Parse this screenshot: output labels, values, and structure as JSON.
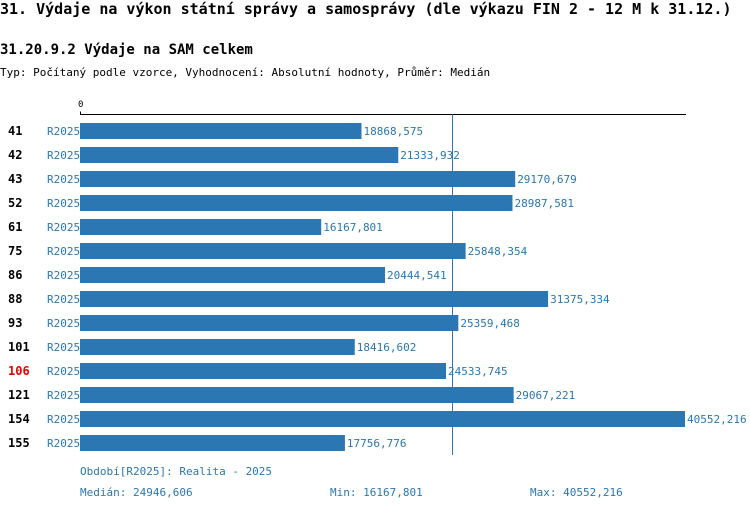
{
  "page": {
    "title": "31. Výdaje na výkon státní správy a samosprávy (dle výkazu FIN 2 - 12 M k 31.12.)",
    "subtitle": "31.20.9.2 Výdaje na SAM celkem",
    "meta": "Typ: Počítaný podle vzorce, Vyhodnocení: Absolutní hodnoty, Průměr: Medián"
  },
  "colors": {
    "bar": "#2a77b3",
    "label": "#2a77b3",
    "highlight": "#ee0000",
    "axis": "#000000"
  },
  "chart_data": {
    "type": "bar",
    "orientation": "horizontal",
    "title": "31.20.9.2 Výdaje na SAM celkem",
    "axis_zero_label": "0",
    "xlim": [
      0,
      40552.216
    ],
    "median": 24946.606,
    "highlight_category": "106",
    "categories": [
      "41",
      "42",
      "43",
      "52",
      "61",
      "75",
      "86",
      "88",
      "93",
      "101",
      "106",
      "121",
      "154",
      "155"
    ],
    "series": [
      {
        "name": "R2025",
        "values": [
          18868.575,
          21333.932,
          29170.679,
          28987.581,
          16167.801,
          25848.354,
          20444.541,
          31375.334,
          25359.468,
          18416.602,
          24533.745,
          29067.221,
          40552.216,
          17756.776
        ],
        "labels": [
          "18868,575",
          "21333,932",
          "29170,679",
          "28987,581",
          "16167,801",
          "25848,354",
          "20444,541",
          "31375,334",
          "25359,468",
          "18416,602",
          "24533,745",
          "29067,221",
          "40552,216",
          "17756,776"
        ]
      }
    ]
  },
  "footer": {
    "period": "Období[R2025]: Realita - 2025",
    "median": "Medián: 24946,606",
    "min": "Min: 16167,801",
    "max": "Max: 40552,216"
  }
}
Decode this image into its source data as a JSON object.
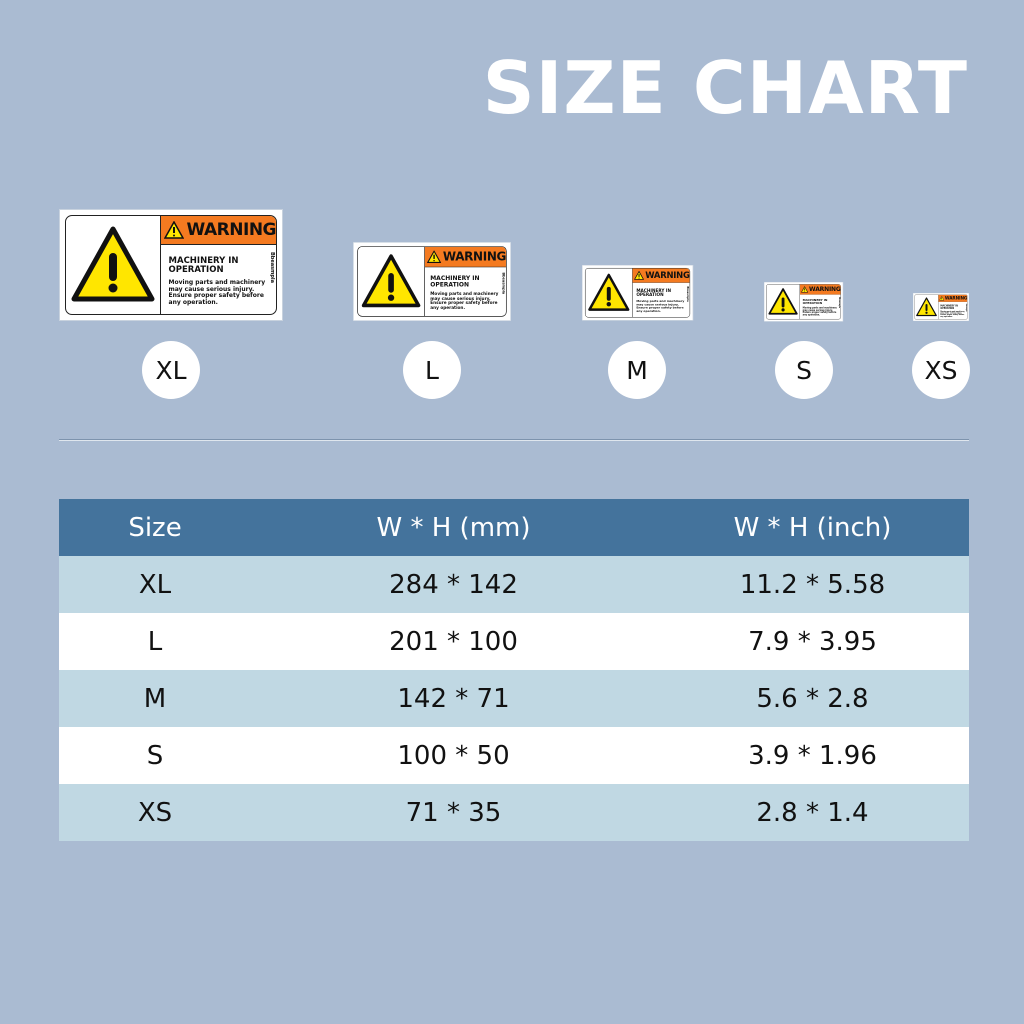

———

What you should do —
Write out all the entries word for word, but skip any images.

Exercise output —
Parse this screenshot: output labels, values, and structure as JSON.
{
  "page": {
    "title": "31. Výdaje na výkon státní správy a samosprávy (dle výkazu FIN 2 - 12 M k 31.12.)",
    "subtitle": "31.20.9.2 Výdaje na SAM celkem",
    "meta": "Typ: Počítaný podle vzorce, Vyhodnocení: Absolutní hodnoty, Průměr: Medián"
  },
  "colors": {
    "bar": "#2a77b3",
    "label": "#2a77b3",
    "highlight": "#ee0000",
    "axis": "#000000"
  },
  "chart_data": {
    "type": "bar",
    "orientation": "horizontal",
    "title": "31.20.9.2 Výdaje na SAM celkem",
    "axis_zero_label": "0",
    "xlim": [
      0,
      40552.216
    ],
    "median": 24946.606,
    "highlight_category": "106",
    "categories": [
      "41",
      "42",
      "43",
      "52",
      "61",
      "75",
      "86",
      "88",
      "93",
      "101",
      "106",
      "121",
      "154",
      "155"
    ],
    "series": [
      {
        "name": "R2025",
        "values": [
          18868.575,
          21333.932,
          29170.679,
          28987.581,
          16167.801,
          25848.354,
          20444.541,
          31375.334,
          25359.468,
          18416.602,
          24533.745,
          29067.221,
          40552.216,
          17756.776
        ],
        "labels": [
          "18868,575",
          "21333,932",
          "29170,679",
          "28987,581",
          "16167,801",
          "25848,354",
          "20444,541",
          "31375,334",
          "25359,468",
          "18416,602",
          "24533,745",
          "29067,221",
          "40552,216",
          "17756,776"
        ]
      }
    ]
  },
  "footer": {
    "period": "Období[R2025]: Realita - 2025",
    "median": "Medián: 24946,606",
    "min": "Min: 16167,801",
    "max": "Max: 40552,216"
  }
}
Decode this image into its source data as a JSON object.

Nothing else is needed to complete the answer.